— START Source passage —
The Vision framework provides other capabilities like image saliency analysis, horizon detection, and object recognition. With image saliency analysis, iOS lets us detect which parts of the image draw people’s attention. It also offers object-based attention saliency which detects foreground objects. You can use these features to crop images automatically or generate heat maps. These two types of requests are VNGenerateAttentionBasedSaliencyImageRequest (attention based) and VNGenerateObjectnessBasedSaliencyImageRequest (object based). Similar to other Vision APIs, you create a request and perform it using the image request handler as shown in Listing 2-7.
let request =
VNGenerateAttentionBasedSaliencyImageRequest()
try? requestHandler.perform([request])
Listing 2-7

Image Saliency

Horizon detection lets us determine the horizon angle in the image. With this request (VNDetectHorizonRequest), you can get the image angle and the CGAffineTransform required to fix the image orientation. You can also use VNHomographicImageRegistrationRequest to determine the perspective warp matrix needed to align two images.
— END Source passage —
— START Data section —
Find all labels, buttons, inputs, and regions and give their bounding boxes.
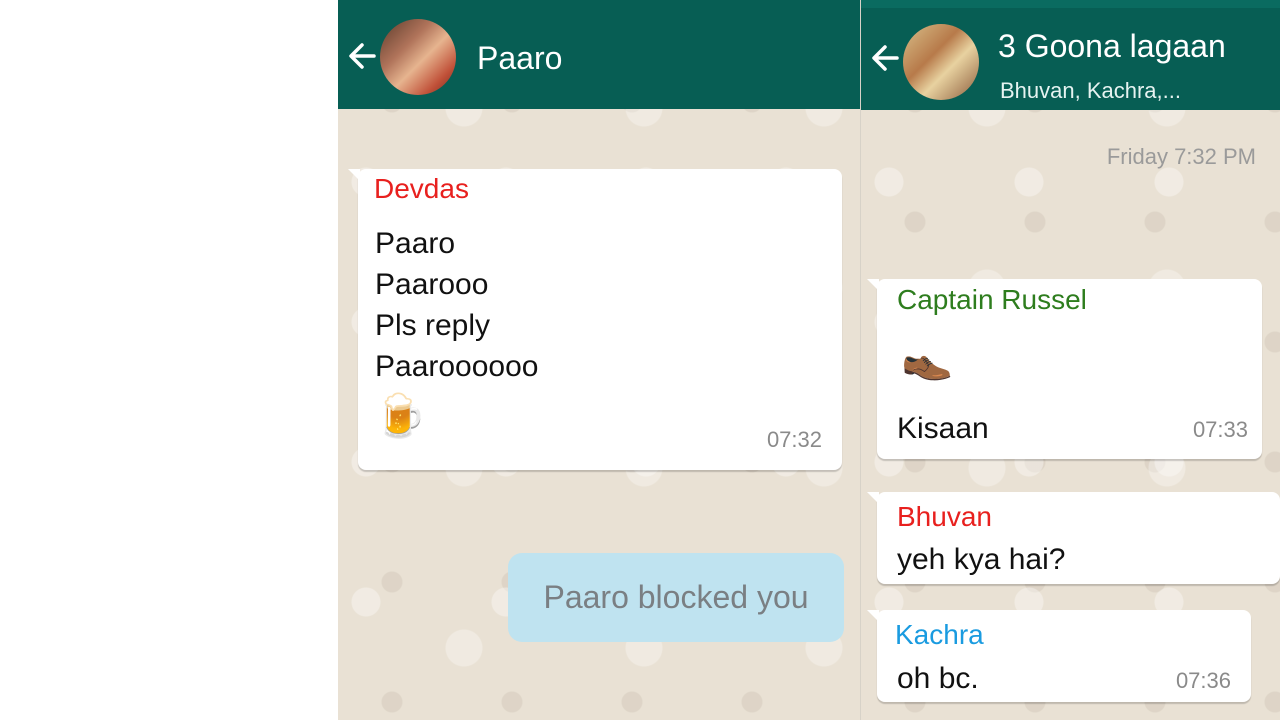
message-time: 07:32 bbox=[766, 427, 822, 452]
chat-header: 3 Goona lagaan Bhuvan, Kachra,... bbox=[861, 0, 1280, 110]
message-time: 07:33 bbox=[1192, 417, 1248, 442]
chat-panel-group: 3 Goona lagaan Bhuvan, Kachra,... Friday… bbox=[861, 0, 1280, 720]
group-avatar[interactable] bbox=[903, 24, 979, 100]
message-text: Kisaan bbox=[897, 412, 989, 445]
group-title[interactable]: 3 Goona lagaan bbox=[998, 28, 1226, 65]
sender-name: Captain Russel bbox=[897, 284, 1087, 315]
chat-title[interactable]: Paaro bbox=[477, 40, 562, 77]
arrow-left-icon bbox=[349, 43, 376, 69]
shoe-emoji-icon: 👞 bbox=[901, 334, 954, 381]
back-button[interactable] bbox=[867, 38, 903, 78]
back-button[interactable] bbox=[344, 36, 380, 76]
message-line: Paaroooooo bbox=[375, 350, 539, 383]
message-text: Paaro Paarooo Pls reply Paaroooooo bbox=[375, 223, 538, 387]
message-bubble[interactable]: Devdas Paaro Paarooo Pls reply Paarooooo… bbox=[348, 169, 842, 470]
message-text: oh bc. bbox=[897, 662, 979, 695]
message-line: Pls reply bbox=[375, 309, 491, 342]
sender-name: Bhuvan bbox=[897, 501, 992, 532]
message-bubble[interactable]: Kachra oh bc. 07:36 bbox=[867, 610, 1251, 702]
message-text: yeh kya hai? bbox=[897, 543, 1066, 576]
beer-emoji-icon: 🍺 bbox=[374, 392, 427, 439]
chat-panel-paaro: Paaro Devdas Paaro Paarooo Pls reply Paa… bbox=[338, 0, 860, 720]
arrow-left-icon bbox=[872, 45, 899, 71]
date-label: Friday 7:32 PM bbox=[1106, 144, 1256, 169]
chat-header: Paaro bbox=[338, 0, 860, 109]
system-notice: Paaro blocked you bbox=[508, 553, 844, 642]
avatar[interactable] bbox=[380, 19, 456, 95]
sender-name: Kachra bbox=[895, 619, 984, 650]
group-members[interactable]: Bhuvan, Kachra,... bbox=[1000, 78, 1181, 104]
message-time: 07:36 bbox=[1175, 668, 1231, 693]
sender-name: Devdas bbox=[374, 173, 469, 204]
message-bubble[interactable]: Bhuvan yeh kya hai? bbox=[867, 492, 1280, 584]
message-bubble[interactable]: Captain Russel 👞 Kisaan 07:33 bbox=[867, 279, 1262, 459]
message-line: Paarooo bbox=[375, 268, 489, 301]
message-line: Paaro bbox=[375, 227, 456, 260]
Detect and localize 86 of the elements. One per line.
— END Data section —
# Goals
a) According to the Vision framework passage, which request returns the image angle and the CGAffineTransform needed to fix image orientation?
b) Reproduce the Vision framework passage between "The Vision framework" and "VNGenerateAttentionBasedSaliencyImageRequest()", inclusive.

# Task-by-task results
a) VNDetectHorizonRequest

b)
The Vision framework provides other capabilities like image saliency analysis, horizon detection, and object recognition. With image saliency analysis, iOS lets us detect which parts of the image draw people’s attention. It also offers object-based attention saliency which detects foreground objects. You can use these features to crop images automatically or generate heat maps. These two types of requests are VNGenerateAttentionBasedSaliencyImageRequest (attention based) and VNGenerateObjectnessBasedSaliencyImageRequest (object based). Similar to other Vision APIs, you create a request and perform it using the image request handler as shown in Listing 2-7.
let request =
VNGenerateAttentionBasedSaliencyImageRequest()